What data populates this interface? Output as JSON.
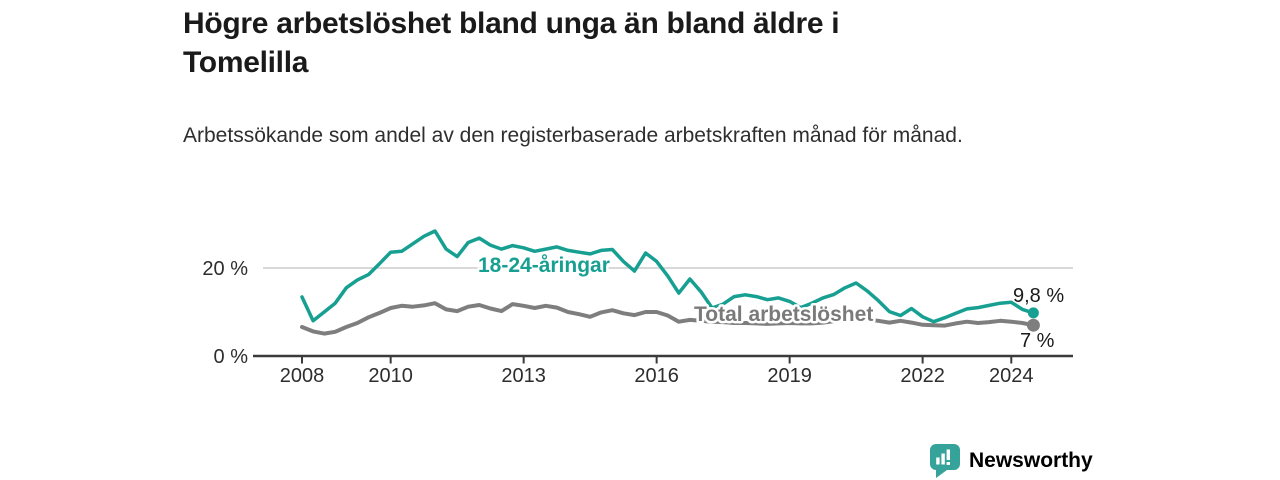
{
  "header": {
    "title": "Högre arbetslöshet bland unga än bland äldre i Tomelilla",
    "subtitle": "Arbetssökande som andel av den registerbaserade arbetskraften månad för månad."
  },
  "chart_data": {
    "type": "line",
    "title": "Högre arbetslöshet bland unga än bland äldre i Tomelilla",
    "subtitle": "Arbetssökande som andel av den registerbaserade arbetskraften månad för månad.",
    "unit": "%",
    "grid": "horizontal-20-only",
    "legend_position": "inline-labels-on-lines",
    "xlim": [
      2007.1,
      2025.4
    ],
    "ylim": [
      0,
      32
    ],
    "x_ticks": [
      2008,
      2010,
      2013,
      2016,
      2019,
      2022,
      2024
    ],
    "y_ticks": [
      {
        "value": 20,
        "label": "20 %"
      },
      {
        "value": 0,
        "label": "0 %"
      }
    ],
    "x": [
      2008.0,
      2008.25,
      2008.5,
      2008.75,
      2009.0,
      2009.25,
      2009.5,
      2009.75,
      2010.0,
      2010.25,
      2010.5,
      2010.75,
      2011.0,
      2011.25,
      2011.5,
      2011.75,
      2012.0,
      2012.25,
      2012.5,
      2012.75,
      2013.0,
      2013.25,
      2013.5,
      2013.75,
      2014.0,
      2014.25,
      2014.5,
      2014.75,
      2015.0,
      2015.25,
      2015.5,
      2015.75,
      2016.0,
      2016.25,
      2016.5,
      2016.75,
      2017.0,
      2017.25,
      2017.5,
      2017.75,
      2018.0,
      2018.25,
      2018.5,
      2018.75,
      2019.0,
      2019.25,
      2019.5,
      2019.75,
      2020.0,
      2020.25,
      2020.5,
      2020.75,
      2021.0,
      2021.25,
      2021.5,
      2021.75,
      2022.0,
      2022.25,
      2022.5,
      2022.75,
      2023.0,
      2023.25,
      2023.5,
      2023.75,
      2024.0,
      2024.25,
      2024.5
    ],
    "series": [
      {
        "name": "18-24-åringar",
        "color": "#17a092",
        "end_label": "9,8 %",
        "end_value": 9.8,
        "values": [
          13.4,
          8.0,
          10.0,
          12.0,
          15.5,
          17.3,
          18.5,
          21.0,
          23.6,
          23.8,
          25.5,
          27.2,
          28.4,
          24.3,
          22.6,
          25.8,
          26.8,
          25.2,
          24.3,
          25.1,
          24.6,
          23.8,
          24.3,
          24.8,
          24.0,
          23.6,
          23.2,
          24.0,
          24.2,
          21.5,
          19.3,
          23.4,
          21.5,
          18.2,
          14.3,
          17.5,
          14.6,
          10.9,
          11.8,
          13.5,
          13.9,
          13.5,
          12.8,
          13.2,
          12.4,
          11.0,
          12.0,
          13.2,
          14.0,
          15.5,
          16.6,
          14.8,
          12.6,
          10.1,
          9.2,
          10.8,
          8.9,
          7.8,
          8.7,
          9.7,
          10.7,
          11.0,
          11.5,
          12.0,
          12.2,
          10.6,
          9.8
        ]
      },
      {
        "name": "Total arbetslöshet",
        "color": "#7e7e7e",
        "end_label": "7 %",
        "end_value": 7.0,
        "values": [
          6.6,
          5.6,
          5.1,
          5.5,
          6.6,
          7.5,
          8.8,
          9.8,
          10.9,
          11.4,
          11.2,
          11.5,
          12.0,
          10.6,
          10.2,
          11.2,
          11.6,
          10.8,
          10.2,
          11.8,
          11.4,
          10.9,
          11.4,
          11.0,
          10.0,
          9.5,
          8.9,
          9.9,
          10.4,
          9.7,
          9.3,
          10.0,
          10.0,
          9.2,
          7.8,
          8.2,
          8.0,
          7.8,
          7.7,
          7.5,
          7.5,
          7.4,
          7.3,
          7.4,
          7.5,
          7.4,
          7.4,
          7.6,
          7.9,
          8.4,
          8.6,
          8.3,
          8.0,
          7.6,
          8.0,
          7.6,
          7.1,
          7.0,
          6.9,
          7.4,
          7.8,
          7.5,
          7.7,
          8.0,
          7.8,
          7.5,
          7.0
        ]
      }
    ]
  },
  "footer": {
    "brand": "Newsworthy",
    "brand_color": "#36a39a"
  }
}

---

AIM OF THE EXERCISE: Reproduce every line precisely as given, omitting all pictures.

FULL SOLUTION:
What data populates this interface? Output as JSON.
{
  "header": {
    "title": "Högre arbetslöshet bland unga än bland äldre i Tomelilla",
    "subtitle": "Arbetssökande som andel av den registerbaserade arbetskraften månad för månad."
  },
  "chart_data": {
    "type": "line",
    "title": "Högre arbetslöshet bland unga än bland äldre i Tomelilla",
    "subtitle": "Arbetssökande som andel av den registerbaserade arbetskraften månad för månad.",
    "unit": "%",
    "grid": "horizontal-20-only",
    "legend_position": "inline-labels-on-lines",
    "xlim": [
      2007.1,
      2025.4
    ],
    "ylim": [
      0,
      32
    ],
    "x_ticks": [
      2008,
      2010,
      2013,
      2016,
      2019,
      2022,
      2024
    ],
    "y_ticks": [
      {
        "value": 20,
        "label": "20 %"
      },
      {
        "value": 0,
        "label": "0 %"
      }
    ],
    "x": [
      2008.0,
      2008.25,
      2008.5,
      2008.75,
      2009.0,
      2009.25,
      2009.5,
      2009.75,
      2010.0,
      2010.25,
      2010.5,
      2010.75,
      2011.0,
      2011.25,
      2011.5,
      2011.75,
      2012.0,
      2012.25,
      2012.5,
      2012.75,
      2013.0,
      2013.25,
      2013.5,
      2013.75,
      2014.0,
      2014.25,
      2014.5,
      2014.75,
      2015.0,
      2015.25,
      2015.5,
      2015.75,
      2016.0,
      2016.25,
      2016.5,
      2016.75,
      2017.0,
      2017.25,
      2017.5,
      2017.75,
      2018.0,
      2018.25,
      2018.5,
      2018.75,
      2019.0,
      2019.25,
      2019.5,
      2019.75,
      2020.0,
      2020.25,
      2020.5,
      2020.75,
      2021.0,
      2021.25,
      2021.5,
      2021.75,
      2022.0,
      2022.25,
      2022.5,
      2022.75,
      2023.0,
      2023.25,
      2023.5,
      2023.75,
      2024.0,
      2024.25,
      2024.5
    ],
    "series": [
      {
        "name": "18-24-åringar",
        "color": "#17a092",
        "end_label": "9,8 %",
        "end_value": 9.8,
        "values": [
          13.4,
          8.0,
          10.0,
          12.0,
          15.5,
          17.3,
          18.5,
          21.0,
          23.6,
          23.8,
          25.5,
          27.2,
          28.4,
          24.3,
          22.6,
          25.8,
          26.8,
          25.2,
          24.3,
          25.1,
          24.6,
          23.8,
          24.3,
          24.8,
          24.0,
          23.6,
          23.2,
          24.0,
          24.2,
          21.5,
          19.3,
          23.4,
          21.5,
          18.2,
          14.3,
          17.5,
          14.6,
          10.9,
          11.8,
          13.5,
          13.9,
          13.5,
          12.8,
          13.2,
          12.4,
          11.0,
          12.0,
          13.2,
          14.0,
          15.5,
          16.6,
          14.8,
          12.6,
          10.1,
          9.2,
          10.8,
          8.9,
          7.8,
          8.7,
          9.7,
          10.7,
          11.0,
          11.5,
          12.0,
          12.2,
          10.6,
          9.8
        ]
      },
      {
        "name": "Total arbetslöshet",
        "color": "#7e7e7e",
        "end_label": "7 %",
        "end_value": 7.0,
        "values": [
          6.6,
          5.6,
          5.1,
          5.5,
          6.6,
          7.5,
          8.8,
          9.8,
          10.9,
          11.4,
          11.2,
          11.5,
          12.0,
          10.6,
          10.2,
          11.2,
          11.6,
          10.8,
          10.2,
          11.8,
          11.4,
          10.9,
          11.4,
          11.0,
          10.0,
          9.5,
          8.9,
          9.9,
          10.4,
          9.7,
          9.3,
          10.0,
          10.0,
          9.2,
          7.8,
          8.2,
          8.0,
          7.8,
          7.7,
          7.5,
          7.5,
          7.4,
          7.3,
          7.4,
          7.5,
          7.4,
          7.4,
          7.6,
          7.9,
          8.4,
          8.6,
          8.3,
          8.0,
          7.6,
          8.0,
          7.6,
          7.1,
          7.0,
          6.9,
          7.4,
          7.8,
          7.5,
          7.7,
          8.0,
          7.8,
          7.5,
          7.0
        ]
      }
    ]
  },
  "footer": {
    "brand": "Newsworthy",
    "brand_color": "#36a39a"
  }
}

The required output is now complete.